## What to produce:
Spot each line in the records below where the word "JSON" occurs, then copy it.

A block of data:
■ ■ ■
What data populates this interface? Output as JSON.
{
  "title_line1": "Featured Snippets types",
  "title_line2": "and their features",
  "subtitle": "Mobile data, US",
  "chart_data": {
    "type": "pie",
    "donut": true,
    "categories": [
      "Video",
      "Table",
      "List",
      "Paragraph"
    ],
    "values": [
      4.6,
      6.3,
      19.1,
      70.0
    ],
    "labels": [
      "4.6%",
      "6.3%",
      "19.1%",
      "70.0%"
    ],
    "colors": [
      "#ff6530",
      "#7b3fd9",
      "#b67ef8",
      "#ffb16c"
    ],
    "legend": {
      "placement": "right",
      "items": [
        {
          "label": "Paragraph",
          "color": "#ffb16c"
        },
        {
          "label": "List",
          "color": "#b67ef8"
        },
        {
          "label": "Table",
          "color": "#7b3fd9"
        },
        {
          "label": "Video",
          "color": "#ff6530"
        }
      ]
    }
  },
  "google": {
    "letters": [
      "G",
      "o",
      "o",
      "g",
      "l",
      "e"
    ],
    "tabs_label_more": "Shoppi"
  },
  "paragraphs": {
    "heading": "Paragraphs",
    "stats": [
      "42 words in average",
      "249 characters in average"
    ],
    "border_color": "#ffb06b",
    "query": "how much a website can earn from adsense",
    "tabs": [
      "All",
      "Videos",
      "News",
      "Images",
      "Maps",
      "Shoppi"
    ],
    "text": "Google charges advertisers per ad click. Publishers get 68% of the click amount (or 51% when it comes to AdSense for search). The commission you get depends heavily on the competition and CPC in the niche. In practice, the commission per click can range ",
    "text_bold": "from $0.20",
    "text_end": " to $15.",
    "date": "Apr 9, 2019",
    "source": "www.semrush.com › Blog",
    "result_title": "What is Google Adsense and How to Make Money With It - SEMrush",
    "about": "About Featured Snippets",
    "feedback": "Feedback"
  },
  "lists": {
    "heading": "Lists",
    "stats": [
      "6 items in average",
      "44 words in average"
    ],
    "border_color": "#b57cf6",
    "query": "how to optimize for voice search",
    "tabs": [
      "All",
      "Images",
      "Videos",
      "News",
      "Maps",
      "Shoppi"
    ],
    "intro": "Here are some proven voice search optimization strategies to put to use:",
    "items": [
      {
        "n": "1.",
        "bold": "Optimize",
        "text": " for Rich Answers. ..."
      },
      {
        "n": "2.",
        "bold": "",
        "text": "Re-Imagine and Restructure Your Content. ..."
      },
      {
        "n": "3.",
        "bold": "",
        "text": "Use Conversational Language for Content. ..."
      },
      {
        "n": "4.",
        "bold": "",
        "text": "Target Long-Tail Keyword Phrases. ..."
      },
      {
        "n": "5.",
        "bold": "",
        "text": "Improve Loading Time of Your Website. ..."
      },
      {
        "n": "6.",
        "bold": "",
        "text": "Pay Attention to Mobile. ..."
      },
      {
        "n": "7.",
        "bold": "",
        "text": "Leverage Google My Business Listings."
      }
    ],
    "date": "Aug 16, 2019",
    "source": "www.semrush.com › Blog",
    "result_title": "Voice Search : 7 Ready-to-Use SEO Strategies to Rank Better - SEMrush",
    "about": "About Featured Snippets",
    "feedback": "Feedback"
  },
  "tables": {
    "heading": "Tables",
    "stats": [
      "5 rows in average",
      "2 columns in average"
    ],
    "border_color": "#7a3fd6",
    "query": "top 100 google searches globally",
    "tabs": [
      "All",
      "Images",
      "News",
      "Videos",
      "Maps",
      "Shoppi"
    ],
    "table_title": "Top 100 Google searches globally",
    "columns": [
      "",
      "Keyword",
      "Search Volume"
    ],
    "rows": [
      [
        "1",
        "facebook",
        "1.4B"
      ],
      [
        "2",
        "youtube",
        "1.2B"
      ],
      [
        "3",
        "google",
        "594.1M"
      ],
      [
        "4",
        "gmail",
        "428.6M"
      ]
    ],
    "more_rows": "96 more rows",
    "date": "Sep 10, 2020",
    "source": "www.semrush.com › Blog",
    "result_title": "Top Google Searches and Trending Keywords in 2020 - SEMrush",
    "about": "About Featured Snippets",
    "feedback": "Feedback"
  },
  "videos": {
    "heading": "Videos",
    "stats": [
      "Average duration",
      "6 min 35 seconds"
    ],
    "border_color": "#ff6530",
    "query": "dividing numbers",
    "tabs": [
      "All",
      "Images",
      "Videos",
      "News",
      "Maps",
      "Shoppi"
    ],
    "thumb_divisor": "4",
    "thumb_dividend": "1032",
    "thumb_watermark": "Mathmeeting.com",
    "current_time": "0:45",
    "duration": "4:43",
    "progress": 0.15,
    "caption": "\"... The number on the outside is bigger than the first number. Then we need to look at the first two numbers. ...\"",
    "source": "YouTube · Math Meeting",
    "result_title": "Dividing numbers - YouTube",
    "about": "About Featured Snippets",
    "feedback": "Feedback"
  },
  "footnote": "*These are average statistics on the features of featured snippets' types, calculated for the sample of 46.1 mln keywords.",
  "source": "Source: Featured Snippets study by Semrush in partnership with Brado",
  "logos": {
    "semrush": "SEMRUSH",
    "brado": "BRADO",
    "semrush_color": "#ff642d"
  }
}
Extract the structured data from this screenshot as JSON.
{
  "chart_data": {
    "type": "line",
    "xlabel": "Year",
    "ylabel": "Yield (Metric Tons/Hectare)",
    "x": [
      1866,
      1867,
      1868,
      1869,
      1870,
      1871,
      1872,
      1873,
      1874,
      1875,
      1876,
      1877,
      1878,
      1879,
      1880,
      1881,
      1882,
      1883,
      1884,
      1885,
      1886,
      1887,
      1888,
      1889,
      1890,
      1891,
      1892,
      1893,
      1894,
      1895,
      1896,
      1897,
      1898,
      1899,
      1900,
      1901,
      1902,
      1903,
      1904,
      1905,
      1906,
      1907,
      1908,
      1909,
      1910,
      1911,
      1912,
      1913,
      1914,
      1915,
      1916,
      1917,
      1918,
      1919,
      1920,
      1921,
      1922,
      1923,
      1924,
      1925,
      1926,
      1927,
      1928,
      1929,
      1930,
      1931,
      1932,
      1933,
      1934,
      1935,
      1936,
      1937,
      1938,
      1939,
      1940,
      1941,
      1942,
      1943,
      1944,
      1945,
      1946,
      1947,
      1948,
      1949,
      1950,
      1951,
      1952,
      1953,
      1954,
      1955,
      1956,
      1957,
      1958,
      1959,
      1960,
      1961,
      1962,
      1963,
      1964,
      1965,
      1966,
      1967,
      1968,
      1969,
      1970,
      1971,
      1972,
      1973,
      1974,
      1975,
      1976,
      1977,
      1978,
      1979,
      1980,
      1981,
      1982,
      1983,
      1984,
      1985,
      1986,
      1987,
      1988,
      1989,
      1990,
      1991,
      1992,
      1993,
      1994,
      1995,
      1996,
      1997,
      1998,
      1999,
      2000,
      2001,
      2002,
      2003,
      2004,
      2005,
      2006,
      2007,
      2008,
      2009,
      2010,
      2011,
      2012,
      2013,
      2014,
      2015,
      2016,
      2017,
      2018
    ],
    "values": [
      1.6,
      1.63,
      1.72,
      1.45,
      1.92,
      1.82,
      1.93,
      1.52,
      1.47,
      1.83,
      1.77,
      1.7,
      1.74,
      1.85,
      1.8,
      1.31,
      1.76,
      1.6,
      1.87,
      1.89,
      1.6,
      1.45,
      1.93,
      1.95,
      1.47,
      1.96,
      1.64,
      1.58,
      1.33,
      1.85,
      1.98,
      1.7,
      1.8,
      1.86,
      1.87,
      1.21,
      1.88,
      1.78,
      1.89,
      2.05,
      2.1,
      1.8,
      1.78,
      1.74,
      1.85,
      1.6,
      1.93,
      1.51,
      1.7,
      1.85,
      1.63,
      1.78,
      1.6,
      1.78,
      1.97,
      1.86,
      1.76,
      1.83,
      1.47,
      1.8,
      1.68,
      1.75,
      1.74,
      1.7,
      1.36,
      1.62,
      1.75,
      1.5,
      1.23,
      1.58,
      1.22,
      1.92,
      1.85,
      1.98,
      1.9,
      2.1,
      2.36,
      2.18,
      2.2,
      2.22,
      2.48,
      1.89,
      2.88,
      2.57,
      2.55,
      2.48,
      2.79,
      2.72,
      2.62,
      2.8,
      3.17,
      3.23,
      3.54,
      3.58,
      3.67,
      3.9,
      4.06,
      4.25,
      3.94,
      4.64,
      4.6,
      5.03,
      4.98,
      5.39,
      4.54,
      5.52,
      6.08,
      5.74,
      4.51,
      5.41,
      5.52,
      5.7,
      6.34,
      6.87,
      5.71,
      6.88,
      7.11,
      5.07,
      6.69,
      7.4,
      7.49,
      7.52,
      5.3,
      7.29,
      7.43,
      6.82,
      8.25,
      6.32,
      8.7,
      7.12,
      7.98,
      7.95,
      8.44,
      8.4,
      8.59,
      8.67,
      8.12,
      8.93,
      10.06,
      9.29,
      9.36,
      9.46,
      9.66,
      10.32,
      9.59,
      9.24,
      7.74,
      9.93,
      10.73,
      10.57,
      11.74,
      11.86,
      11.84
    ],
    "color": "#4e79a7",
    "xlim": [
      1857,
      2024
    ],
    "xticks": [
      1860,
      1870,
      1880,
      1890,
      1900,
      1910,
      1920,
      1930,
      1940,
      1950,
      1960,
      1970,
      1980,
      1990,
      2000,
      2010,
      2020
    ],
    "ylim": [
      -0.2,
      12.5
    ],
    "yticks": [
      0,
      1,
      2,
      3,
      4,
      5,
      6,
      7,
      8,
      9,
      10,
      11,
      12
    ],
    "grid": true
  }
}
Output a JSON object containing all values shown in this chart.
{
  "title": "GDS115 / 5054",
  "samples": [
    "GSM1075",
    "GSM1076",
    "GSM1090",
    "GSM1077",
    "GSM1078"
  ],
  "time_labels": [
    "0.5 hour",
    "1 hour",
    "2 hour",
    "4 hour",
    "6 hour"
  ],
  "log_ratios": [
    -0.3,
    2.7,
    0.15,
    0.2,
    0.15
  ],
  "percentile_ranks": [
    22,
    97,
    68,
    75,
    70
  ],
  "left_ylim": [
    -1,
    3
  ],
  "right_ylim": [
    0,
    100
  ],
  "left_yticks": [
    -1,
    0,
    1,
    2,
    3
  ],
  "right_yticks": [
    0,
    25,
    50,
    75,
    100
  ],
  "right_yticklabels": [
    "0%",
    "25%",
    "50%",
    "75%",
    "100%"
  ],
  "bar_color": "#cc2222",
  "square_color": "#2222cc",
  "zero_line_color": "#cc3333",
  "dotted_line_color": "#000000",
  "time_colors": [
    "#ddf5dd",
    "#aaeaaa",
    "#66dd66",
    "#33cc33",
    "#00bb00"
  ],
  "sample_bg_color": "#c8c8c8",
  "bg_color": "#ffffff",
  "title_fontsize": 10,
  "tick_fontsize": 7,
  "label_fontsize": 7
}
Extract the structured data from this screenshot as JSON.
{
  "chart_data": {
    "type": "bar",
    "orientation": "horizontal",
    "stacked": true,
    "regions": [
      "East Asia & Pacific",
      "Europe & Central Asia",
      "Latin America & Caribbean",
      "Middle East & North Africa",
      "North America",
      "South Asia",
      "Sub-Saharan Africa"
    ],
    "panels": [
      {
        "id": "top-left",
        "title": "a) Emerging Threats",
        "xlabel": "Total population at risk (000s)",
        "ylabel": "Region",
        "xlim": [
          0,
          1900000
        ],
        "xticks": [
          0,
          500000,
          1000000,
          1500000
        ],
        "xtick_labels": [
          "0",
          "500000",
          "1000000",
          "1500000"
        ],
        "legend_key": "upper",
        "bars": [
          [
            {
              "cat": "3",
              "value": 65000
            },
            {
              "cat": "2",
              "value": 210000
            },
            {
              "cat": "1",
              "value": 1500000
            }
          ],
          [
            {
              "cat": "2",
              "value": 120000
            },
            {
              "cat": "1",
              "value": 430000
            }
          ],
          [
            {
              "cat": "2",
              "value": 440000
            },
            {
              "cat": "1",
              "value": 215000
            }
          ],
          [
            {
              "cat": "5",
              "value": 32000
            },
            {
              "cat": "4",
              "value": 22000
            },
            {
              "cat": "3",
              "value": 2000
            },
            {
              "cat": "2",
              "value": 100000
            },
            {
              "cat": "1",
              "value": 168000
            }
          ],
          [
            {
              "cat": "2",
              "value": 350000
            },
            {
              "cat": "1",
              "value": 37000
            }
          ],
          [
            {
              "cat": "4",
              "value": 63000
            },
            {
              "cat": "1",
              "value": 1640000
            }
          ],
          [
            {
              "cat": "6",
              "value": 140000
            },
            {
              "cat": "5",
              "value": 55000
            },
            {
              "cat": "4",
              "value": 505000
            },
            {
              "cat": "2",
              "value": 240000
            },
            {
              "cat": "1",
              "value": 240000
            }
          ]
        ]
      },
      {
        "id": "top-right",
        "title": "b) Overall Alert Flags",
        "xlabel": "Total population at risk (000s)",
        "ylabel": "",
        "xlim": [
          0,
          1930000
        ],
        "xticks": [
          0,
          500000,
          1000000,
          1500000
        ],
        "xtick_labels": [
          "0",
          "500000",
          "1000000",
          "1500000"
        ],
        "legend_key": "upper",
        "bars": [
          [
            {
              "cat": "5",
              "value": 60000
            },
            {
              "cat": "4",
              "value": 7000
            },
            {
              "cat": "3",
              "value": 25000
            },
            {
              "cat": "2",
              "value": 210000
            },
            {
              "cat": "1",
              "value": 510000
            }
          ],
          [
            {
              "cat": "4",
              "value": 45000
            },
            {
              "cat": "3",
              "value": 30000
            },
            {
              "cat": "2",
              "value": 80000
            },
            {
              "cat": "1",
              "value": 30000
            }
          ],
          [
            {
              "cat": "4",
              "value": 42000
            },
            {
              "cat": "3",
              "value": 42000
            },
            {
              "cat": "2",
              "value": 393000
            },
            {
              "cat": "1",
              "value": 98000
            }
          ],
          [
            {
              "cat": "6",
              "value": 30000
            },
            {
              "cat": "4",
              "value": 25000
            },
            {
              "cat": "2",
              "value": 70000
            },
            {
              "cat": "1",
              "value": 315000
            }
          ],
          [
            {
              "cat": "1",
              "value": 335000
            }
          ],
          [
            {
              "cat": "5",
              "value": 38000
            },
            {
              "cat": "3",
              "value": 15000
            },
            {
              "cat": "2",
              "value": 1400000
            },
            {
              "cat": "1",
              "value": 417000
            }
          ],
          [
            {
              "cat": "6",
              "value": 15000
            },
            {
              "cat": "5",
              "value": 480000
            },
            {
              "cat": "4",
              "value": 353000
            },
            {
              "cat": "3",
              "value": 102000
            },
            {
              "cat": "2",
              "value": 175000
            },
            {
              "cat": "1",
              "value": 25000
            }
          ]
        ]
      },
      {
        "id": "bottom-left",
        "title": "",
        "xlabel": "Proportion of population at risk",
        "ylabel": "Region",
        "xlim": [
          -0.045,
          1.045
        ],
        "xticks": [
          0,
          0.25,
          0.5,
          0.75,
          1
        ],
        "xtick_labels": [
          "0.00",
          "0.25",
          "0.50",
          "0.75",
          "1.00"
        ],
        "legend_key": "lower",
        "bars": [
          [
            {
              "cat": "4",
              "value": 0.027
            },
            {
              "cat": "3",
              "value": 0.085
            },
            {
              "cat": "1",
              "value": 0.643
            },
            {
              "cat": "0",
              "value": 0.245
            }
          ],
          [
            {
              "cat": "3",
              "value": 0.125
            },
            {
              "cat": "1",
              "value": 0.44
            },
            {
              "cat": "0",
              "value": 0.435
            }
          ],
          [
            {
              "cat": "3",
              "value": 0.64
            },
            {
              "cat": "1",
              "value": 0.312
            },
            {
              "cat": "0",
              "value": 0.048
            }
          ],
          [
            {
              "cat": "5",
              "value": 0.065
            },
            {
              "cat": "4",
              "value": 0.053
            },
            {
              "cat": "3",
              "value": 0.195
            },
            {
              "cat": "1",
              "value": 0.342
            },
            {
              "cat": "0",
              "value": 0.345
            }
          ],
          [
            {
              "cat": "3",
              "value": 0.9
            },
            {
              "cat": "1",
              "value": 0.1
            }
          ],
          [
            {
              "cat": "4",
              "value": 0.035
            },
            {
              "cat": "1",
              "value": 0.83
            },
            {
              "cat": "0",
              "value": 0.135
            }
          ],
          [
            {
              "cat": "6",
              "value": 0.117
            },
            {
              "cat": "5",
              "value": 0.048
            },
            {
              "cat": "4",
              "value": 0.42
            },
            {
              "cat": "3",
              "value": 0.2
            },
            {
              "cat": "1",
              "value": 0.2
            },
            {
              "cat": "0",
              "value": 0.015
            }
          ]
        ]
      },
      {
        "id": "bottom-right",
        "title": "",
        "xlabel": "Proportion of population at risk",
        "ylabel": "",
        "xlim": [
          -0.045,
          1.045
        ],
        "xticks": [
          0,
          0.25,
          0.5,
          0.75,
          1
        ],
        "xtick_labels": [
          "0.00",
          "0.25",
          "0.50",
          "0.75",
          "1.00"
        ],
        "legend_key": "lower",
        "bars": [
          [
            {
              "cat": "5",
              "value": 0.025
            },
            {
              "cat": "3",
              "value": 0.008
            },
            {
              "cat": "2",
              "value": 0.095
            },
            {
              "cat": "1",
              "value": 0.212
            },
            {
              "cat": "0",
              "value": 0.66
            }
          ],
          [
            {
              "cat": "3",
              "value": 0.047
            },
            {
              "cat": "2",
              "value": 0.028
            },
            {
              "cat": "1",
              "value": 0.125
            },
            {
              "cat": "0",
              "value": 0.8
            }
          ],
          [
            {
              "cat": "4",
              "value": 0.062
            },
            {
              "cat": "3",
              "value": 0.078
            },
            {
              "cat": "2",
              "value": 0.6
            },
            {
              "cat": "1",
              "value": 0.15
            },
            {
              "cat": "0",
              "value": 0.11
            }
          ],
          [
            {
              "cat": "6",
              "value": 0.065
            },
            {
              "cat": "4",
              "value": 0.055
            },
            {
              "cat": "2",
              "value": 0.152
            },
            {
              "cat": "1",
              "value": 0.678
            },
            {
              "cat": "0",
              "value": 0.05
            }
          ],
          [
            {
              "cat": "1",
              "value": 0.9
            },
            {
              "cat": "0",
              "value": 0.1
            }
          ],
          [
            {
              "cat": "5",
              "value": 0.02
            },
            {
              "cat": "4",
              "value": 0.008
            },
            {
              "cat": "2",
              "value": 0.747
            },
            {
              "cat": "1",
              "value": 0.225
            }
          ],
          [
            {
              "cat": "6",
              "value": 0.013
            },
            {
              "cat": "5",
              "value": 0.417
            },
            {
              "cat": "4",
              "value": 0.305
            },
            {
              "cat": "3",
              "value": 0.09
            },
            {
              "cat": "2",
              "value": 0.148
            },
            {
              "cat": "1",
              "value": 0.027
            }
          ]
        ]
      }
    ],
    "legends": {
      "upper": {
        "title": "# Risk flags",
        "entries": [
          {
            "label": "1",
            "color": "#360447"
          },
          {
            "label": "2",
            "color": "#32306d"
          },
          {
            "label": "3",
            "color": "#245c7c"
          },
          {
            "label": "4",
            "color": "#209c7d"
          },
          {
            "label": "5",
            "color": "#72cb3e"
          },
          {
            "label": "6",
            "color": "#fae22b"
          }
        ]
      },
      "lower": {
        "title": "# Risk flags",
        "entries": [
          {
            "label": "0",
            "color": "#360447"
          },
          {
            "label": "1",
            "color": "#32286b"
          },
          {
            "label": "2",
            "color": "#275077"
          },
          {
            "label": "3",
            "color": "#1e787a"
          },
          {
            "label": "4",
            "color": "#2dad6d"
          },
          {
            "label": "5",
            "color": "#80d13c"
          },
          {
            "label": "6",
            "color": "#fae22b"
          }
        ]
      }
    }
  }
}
■ ■ ■
## Solution to the exercise:
What data populates this interface? Output as JSON.
Extract the structured data from this screenshot as JSON.
Output a JSON object containing all values shown in this chart.
Extract the structured data from this screenshot as JSON.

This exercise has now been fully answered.